-- DATA SHOWN start --

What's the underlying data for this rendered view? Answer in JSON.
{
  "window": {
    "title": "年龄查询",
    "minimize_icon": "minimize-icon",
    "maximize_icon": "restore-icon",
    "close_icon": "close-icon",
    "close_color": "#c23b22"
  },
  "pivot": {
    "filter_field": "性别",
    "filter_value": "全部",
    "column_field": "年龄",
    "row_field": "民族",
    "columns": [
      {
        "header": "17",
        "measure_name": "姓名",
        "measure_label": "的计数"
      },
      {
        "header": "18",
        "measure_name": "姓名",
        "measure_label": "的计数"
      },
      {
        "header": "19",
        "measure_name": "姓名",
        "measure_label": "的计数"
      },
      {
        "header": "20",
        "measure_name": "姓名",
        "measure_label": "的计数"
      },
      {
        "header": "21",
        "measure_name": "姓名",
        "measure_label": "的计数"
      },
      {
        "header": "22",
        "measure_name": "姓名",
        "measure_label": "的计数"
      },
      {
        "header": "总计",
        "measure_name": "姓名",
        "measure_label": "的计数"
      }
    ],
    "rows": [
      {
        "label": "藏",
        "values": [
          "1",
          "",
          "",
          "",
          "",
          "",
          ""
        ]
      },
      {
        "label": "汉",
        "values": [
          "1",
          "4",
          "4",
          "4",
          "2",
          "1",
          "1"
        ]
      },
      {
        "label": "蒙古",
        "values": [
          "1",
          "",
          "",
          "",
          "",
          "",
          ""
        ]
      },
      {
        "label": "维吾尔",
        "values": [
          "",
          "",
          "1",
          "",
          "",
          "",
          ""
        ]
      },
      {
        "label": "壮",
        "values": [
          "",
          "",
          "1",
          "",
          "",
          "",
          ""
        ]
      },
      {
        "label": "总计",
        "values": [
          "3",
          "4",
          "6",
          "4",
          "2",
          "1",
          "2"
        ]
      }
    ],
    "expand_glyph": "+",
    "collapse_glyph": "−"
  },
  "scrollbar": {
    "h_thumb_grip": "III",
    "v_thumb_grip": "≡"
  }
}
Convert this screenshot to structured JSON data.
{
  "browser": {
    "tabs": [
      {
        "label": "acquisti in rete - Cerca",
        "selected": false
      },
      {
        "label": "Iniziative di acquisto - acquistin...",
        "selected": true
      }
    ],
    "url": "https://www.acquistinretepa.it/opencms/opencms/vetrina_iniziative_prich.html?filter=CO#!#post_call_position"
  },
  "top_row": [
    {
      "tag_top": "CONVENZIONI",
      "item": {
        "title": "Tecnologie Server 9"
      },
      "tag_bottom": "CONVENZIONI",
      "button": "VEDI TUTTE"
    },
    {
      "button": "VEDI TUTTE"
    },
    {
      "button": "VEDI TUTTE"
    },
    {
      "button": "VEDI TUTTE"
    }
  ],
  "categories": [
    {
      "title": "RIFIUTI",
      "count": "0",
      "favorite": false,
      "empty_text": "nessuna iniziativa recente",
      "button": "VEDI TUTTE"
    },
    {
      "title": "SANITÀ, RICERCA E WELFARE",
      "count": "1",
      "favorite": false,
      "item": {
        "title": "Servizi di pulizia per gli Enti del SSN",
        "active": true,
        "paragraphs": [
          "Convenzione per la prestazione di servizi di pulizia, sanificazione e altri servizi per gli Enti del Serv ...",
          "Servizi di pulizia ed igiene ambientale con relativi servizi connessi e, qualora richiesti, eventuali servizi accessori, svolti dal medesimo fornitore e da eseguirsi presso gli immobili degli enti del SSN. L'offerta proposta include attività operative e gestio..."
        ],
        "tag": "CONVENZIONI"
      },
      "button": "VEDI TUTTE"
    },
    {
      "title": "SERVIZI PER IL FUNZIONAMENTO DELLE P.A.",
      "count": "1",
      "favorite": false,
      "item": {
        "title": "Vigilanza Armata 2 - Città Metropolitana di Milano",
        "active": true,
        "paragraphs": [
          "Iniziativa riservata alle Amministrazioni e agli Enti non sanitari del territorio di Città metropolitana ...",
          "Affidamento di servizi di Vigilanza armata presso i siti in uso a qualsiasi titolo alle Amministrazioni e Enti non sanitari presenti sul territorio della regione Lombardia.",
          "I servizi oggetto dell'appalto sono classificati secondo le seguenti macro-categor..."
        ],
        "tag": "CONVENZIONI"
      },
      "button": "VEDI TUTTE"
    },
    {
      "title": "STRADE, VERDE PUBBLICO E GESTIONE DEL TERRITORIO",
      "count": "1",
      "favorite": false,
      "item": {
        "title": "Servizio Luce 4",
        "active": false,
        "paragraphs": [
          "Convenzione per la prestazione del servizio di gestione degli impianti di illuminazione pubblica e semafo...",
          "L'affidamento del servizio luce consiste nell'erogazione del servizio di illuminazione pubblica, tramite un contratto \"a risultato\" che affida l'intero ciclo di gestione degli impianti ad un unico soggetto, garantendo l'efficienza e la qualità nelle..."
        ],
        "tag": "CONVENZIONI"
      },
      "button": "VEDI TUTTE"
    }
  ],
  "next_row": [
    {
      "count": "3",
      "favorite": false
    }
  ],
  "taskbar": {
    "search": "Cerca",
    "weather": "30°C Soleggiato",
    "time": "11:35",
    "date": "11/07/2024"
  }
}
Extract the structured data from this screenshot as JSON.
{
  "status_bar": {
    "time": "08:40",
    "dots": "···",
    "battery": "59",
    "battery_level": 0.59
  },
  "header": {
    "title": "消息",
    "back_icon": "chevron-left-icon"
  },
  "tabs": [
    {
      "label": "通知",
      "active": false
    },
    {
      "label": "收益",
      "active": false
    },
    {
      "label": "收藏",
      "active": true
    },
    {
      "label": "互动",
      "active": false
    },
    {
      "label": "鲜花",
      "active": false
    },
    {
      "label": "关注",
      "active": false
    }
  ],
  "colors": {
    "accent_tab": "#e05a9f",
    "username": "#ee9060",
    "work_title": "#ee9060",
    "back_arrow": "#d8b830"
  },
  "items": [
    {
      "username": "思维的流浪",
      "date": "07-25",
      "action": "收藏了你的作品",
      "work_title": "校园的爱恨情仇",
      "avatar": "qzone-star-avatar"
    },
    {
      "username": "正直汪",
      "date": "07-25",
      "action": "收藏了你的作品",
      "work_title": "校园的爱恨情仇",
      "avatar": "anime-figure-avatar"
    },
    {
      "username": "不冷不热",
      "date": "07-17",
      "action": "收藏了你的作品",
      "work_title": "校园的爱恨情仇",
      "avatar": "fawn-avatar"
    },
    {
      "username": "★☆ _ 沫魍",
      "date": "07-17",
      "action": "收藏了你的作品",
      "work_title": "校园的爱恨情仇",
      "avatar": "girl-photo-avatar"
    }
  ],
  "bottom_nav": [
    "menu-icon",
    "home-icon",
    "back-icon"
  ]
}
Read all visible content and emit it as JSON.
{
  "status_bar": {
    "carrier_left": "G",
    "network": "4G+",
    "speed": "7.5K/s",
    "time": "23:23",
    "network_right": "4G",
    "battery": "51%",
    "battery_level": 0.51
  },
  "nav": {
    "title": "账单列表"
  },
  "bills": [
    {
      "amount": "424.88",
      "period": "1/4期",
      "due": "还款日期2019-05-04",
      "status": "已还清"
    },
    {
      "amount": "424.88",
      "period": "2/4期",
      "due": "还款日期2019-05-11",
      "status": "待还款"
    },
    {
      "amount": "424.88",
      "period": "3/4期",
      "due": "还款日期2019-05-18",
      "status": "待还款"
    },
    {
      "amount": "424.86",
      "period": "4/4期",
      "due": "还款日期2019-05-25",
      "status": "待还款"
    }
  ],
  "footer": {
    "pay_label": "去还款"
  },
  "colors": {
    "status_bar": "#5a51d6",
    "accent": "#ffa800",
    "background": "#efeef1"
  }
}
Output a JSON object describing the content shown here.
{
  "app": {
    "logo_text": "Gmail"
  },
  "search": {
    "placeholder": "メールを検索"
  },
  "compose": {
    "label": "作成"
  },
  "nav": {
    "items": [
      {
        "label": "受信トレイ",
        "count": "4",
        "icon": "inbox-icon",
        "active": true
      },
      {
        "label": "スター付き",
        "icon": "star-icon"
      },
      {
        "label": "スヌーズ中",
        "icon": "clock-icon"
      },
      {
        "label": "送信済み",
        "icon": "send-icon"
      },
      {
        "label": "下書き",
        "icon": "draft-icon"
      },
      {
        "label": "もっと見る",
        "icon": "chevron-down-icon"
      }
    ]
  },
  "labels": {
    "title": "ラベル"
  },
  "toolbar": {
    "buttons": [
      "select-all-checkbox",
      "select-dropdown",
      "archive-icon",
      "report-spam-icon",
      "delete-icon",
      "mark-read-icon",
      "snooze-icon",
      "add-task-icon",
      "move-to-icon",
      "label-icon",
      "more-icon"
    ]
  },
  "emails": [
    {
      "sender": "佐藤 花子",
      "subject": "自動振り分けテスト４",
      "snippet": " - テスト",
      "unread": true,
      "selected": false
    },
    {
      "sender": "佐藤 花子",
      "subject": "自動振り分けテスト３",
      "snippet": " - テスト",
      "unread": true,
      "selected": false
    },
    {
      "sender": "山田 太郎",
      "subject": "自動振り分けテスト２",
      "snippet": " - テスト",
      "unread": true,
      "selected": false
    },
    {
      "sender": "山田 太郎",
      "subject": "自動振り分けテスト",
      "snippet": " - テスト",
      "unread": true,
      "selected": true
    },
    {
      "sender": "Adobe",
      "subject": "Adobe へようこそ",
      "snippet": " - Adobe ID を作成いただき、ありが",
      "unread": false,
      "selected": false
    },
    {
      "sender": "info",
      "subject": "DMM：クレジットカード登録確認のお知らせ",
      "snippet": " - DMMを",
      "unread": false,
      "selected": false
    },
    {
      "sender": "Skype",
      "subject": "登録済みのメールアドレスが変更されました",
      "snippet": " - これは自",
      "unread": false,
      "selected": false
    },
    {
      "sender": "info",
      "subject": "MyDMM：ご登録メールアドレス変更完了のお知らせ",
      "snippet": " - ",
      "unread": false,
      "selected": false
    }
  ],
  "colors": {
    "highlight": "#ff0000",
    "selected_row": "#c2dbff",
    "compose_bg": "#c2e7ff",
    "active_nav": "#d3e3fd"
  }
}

-- DATA SHOWN end --

- [WHAT IS NEEDED]:
Where a line contains the string "header", extract that line.

- [FINISHED EXERCISE]:
        "header": "17",
        "header": "18",
        "header": "19",
        "header": "20",
        "header": "21",
        "header": "22",
        "header": "总计",
  "header": {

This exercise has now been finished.